_Task input_
-------------------------

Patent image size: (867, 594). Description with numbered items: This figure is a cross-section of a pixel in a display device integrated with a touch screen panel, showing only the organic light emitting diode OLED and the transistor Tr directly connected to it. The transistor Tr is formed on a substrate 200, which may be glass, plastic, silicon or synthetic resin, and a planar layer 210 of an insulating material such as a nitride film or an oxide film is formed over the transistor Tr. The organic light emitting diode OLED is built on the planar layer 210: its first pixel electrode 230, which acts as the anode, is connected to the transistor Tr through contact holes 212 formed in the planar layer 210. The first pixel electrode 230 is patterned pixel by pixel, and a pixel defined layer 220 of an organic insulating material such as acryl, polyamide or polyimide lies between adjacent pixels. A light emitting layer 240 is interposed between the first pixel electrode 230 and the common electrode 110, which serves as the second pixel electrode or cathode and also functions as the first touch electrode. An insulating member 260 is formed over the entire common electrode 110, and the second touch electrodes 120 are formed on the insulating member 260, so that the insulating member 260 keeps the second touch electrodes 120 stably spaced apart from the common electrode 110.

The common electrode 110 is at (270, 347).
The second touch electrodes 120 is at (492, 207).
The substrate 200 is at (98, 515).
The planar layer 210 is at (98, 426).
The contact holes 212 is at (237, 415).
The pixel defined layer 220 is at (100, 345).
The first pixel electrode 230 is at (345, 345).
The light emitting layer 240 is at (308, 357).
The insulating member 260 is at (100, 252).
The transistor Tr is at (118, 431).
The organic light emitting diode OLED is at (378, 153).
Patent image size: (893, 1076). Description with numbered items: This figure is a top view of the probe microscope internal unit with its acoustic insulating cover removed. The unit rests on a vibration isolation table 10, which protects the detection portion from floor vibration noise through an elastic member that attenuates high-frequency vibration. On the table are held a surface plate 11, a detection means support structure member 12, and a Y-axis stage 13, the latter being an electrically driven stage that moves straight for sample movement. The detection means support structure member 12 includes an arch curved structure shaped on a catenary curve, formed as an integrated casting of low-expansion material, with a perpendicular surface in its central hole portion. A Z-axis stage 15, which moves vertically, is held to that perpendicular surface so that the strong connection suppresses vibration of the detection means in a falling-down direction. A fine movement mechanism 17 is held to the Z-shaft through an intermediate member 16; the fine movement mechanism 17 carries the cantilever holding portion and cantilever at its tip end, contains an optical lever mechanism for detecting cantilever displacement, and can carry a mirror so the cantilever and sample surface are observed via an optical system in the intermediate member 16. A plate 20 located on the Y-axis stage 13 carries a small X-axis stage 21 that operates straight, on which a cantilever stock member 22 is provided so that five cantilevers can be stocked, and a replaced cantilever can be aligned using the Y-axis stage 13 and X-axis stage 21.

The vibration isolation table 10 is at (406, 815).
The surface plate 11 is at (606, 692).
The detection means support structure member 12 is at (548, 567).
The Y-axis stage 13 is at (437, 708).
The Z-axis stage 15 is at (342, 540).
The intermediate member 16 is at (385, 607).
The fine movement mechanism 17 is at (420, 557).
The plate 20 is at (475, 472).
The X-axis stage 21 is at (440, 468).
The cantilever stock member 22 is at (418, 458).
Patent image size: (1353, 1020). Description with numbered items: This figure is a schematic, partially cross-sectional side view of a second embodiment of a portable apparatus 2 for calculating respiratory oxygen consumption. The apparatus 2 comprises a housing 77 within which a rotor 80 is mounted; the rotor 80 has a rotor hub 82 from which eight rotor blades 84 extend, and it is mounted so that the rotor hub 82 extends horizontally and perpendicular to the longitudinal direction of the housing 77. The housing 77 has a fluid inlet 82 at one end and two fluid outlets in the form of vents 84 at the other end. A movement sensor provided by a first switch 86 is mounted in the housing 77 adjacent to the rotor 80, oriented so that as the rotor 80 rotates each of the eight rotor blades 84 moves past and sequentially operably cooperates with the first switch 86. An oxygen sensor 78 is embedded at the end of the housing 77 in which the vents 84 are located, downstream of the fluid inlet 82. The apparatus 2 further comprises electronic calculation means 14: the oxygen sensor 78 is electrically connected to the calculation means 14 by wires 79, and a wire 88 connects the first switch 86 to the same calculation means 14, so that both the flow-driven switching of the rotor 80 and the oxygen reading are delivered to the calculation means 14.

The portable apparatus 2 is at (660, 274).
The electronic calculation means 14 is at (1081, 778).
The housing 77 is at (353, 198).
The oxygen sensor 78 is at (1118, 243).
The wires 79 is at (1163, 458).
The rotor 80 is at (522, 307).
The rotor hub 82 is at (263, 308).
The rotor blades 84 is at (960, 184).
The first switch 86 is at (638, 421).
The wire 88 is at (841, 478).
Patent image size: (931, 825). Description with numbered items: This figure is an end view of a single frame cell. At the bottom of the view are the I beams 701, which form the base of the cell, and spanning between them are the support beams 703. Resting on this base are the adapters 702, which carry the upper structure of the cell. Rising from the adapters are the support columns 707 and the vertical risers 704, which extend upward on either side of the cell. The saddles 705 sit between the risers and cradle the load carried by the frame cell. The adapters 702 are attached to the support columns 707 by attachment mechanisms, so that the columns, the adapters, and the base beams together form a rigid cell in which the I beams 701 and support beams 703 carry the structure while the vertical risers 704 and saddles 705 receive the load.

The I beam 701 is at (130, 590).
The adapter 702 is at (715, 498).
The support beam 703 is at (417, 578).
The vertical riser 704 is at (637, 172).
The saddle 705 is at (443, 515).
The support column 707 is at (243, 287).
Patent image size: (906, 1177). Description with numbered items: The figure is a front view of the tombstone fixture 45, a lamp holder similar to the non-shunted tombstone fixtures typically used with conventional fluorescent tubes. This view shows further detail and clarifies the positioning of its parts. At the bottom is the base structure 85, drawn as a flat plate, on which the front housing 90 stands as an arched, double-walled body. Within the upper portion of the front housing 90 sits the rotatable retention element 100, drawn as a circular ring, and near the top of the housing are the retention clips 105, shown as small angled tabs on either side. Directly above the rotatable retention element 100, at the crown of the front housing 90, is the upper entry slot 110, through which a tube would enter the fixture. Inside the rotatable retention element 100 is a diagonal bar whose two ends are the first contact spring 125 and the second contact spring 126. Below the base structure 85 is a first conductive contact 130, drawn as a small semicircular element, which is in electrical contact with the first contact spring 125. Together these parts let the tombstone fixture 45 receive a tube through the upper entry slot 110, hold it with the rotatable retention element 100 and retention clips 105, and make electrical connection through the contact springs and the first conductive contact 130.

-------------------------

_Written exercise_
Copy every line of the material above word for word, keeping the original order.

_Solved problem_
Patent image size: (867, 594). Description with numbered items: This figure is a cross-section of a pixel in a display device integrated with a touch screen panel, showing only the organic light emitting diode OLED and the transistor Tr directly connected to it. The transistor Tr is formed on a substrate 200, which may be glass, plastic, silicon or synthetic resin, and a planar layer 210 of an insulating material such as a nitride film or an oxide film is formed over the transistor Tr. The organic light emitting diode OLED is built on the planar layer 210: its first pixel electrode 230, which acts as the anode, is connected to the transistor Tr through contact holes 212 formed in the planar layer 210. The first pixel electrode 230 is patterned pixel by pixel, and a pixel defined layer 220 of an organic insulating material such as acryl, polyamide or polyimide lies between adjacent pixels. A light emitting layer 240 is interposed between the first pixel electrode 230 and the common electrode 110, which serves as the second pixel electrode or cathode and also functions as the first touch electrode. An insulating member 260 is formed over the entire common electrode 110, and the second touch electrodes 120 are formed on the insulating member 260, so that the insulating member 260 keeps the second touch electrodes 120 stably spaced apart from the common electrode 110.

The common electrode 110 is at (270, 347).
The second touch electrodes 120 is at (492, 207).
The substrate 200 is at (98, 515).
The planar layer 210 is at (98, 426).
The contact holes 212 is at (237, 415).
The pixel defined layer 220 is at (100, 345).
The first pixel electrode 230 is at (345, 345).
The light emitting layer 240 is at (308, 357).
The insulating member 260 is at (100, 252).
The transistor Tr is at (118, 431).
The organic light emitting diode OLED is at (378, 153).
Patent image size: (893, 1076). Description with numbered items: This figure is a top view of the probe microscope internal unit with its acoustic insulating cover removed. The unit rests on a vibration isolation table 10, which protects the detection portion from floor vibration noise through an elastic member that attenuates high-frequency vibration. On the table are held a surface plate 11, a detection means support structure member 12, and a Y-axis stage 13, the latter being an electrically driven stage that moves straight for sample movement. The detection means support structure member 12 includes an arch curved structure shaped on a catenary curve, formed as an integrated casting of low-expansion material, with a perpendicular surface in its central hole portion. A Z-axis stage 15, which moves vertically, is held to that perpendicular surface so that the strong connection suppresses vibration of the detection means in a falling-down direction. A fine movement mechanism 17 is held to the Z-shaft through an intermediate member 16; the fine movement mechanism 17 carries the cantilever holding portion and cantilever at its tip end, contains an optical lever mechanism for detecting cantilever displacement, and can carry a mirror so the cantilever and sample surface are observed via an optical system in the intermediate member 16. A plate 20 located on the Y-axis stage 13 carries a small X-axis stage 21 that operates straight, on which a cantilever stock member 22 is provided so that five cantilevers can be stocked, and a replaced cantilever can be aligned using the Y-axis stage 13 and X-axis stage 21.

The vibration isolation table 10 is at (406, 815).
The surface plate 11 is at (606, 692).
The detection means support structure member 12 is at (548, 567).
The Y-axis stage 13 is at (437, 708).
The Z-axis stage 15 is at (342, 540).
The intermediate member 16 is at (385, 607).
The fine movement mechanism 17 is at (420, 557).
The plate 20 is at (475, 472).
The X-axis stage 21 is at (440, 468).
The cantilever stock member 22 is at (418, 458).
Patent image size: (1353, 1020). Description with numbered items: This figure is a schematic, partially cross-sectional side view of a second embodiment of a portable apparatus 2 for calculating respiratory oxygen consumption. The apparatus 2 comprises a housing 77 within which a rotor 80 is mounted; the rotor 80 has a rotor hub 82 from which eight rotor blades 84 extend, and it is mounted so that the rotor hub 82 extends horizontally and perpendicular to the longitudinal direction of the housing 77. The housing 77 has a fluid inlet 82 at one end and two fluid outlets in the form of vents 84 at the other end. A movement sensor provided by a first switch 86 is mounted in the housing 77 adjacent to the rotor 80, oriented so that as the rotor 80 rotates each of the eight rotor blades 84 moves past and sequentially operably cooperates with the first switch 86. An oxygen sensor 78 is embedded at the end of the housing 77 in which the vents 84 are located, downstream of the fluid inlet 82. The apparatus 2 further comprises electronic calculation means 14: the oxygen sensor 78 is electrically connected to the calculation means 14 by wires 79, and a wire 88 connects the first switch 86 to the same calculation means 14, so that both the flow-driven switching of the rotor 80 and the oxygen reading are delivered to the calculation means 14.

The portable apparatus 2 is at (660, 274).
The electronic calculation means 14 is at (1081, 778).
The housing 77 is at (353, 198).
The oxygen sensor 78 is at (1118, 243).
The wires 79 is at (1163, 458).
The rotor 80 is at (522, 307).
The rotor hub 82 is at (263, 308).
The rotor blades 84 is at (960, 184).
The first switch 86 is at (638, 421).
The wire 88 is at (841, 478).
Patent image size: (931, 825). Description with numbered items: This figure is an end view of a single frame cell. At the bottom of the view are the I beams 701, which form the base of the cell, and spanning between them are the support beams 703. Resting on this base are the adapters 702, which carry the upper structure of the cell. Rising from the adapters are the support columns 707 and the vertical risers 704, which extend upward on either side of the cell. The saddles 705 sit between the risers and cradle the load carried by the frame cell. The adapters 702 are attached to the support columns 707 by attachment mechanisms, so that the columns, the adapters, and the base beams together form a rigid cell in which the I beams 701 and support beams 703 carry the structure while the vertical risers 704 and saddles 705 receive the load.

The I beam 701 is at (130, 590).
The adapter 702 is at (715, 498).
The support beam 703 is at (417, 578).
The vertical riser 704 is at (637, 172).
The saddle 705 is at (443, 515).
The support column 707 is at (243, 287).
Patent image size: (906, 1177). Description with numbered items: The figure is a front view of the tombstone fixture 45, a lamp holder similar to the non-shunted tombstone fixtures typically used with conventional fluorescent tubes. This view shows further detail and clarifies the positioning of its parts. At the bottom is the base structure 85, drawn as a flat plate, on which the front housing 90 stands as an arched, double-walled body. Within the upper portion of the front housing 90 sits the rotatable retention element 100, drawn as a circular ring, and near the top of the housing are the retention clips 105, shown as small angled tabs on either side. Directly above the rotatable retention element 100, at the crown of the front housing 90, is the upper entry slot 110, through which a tube would enter the fixture. Inside the rotatable retention element 100 is a diagonal bar whose two ends are the first contact spring 125 and the second contact spring 126. Below the base structure 85 is a first conductive contact 130, drawn as a small semicircular element, which is in electrical contact with the first contact spring 125. Together these parts let the tombstone fixture 45 receive a tube through the upper entry slot 110, hold it with the rotatable retention element 100 and retention clips 105, and make electrical connection through the contact springs and the first conductive contact 130.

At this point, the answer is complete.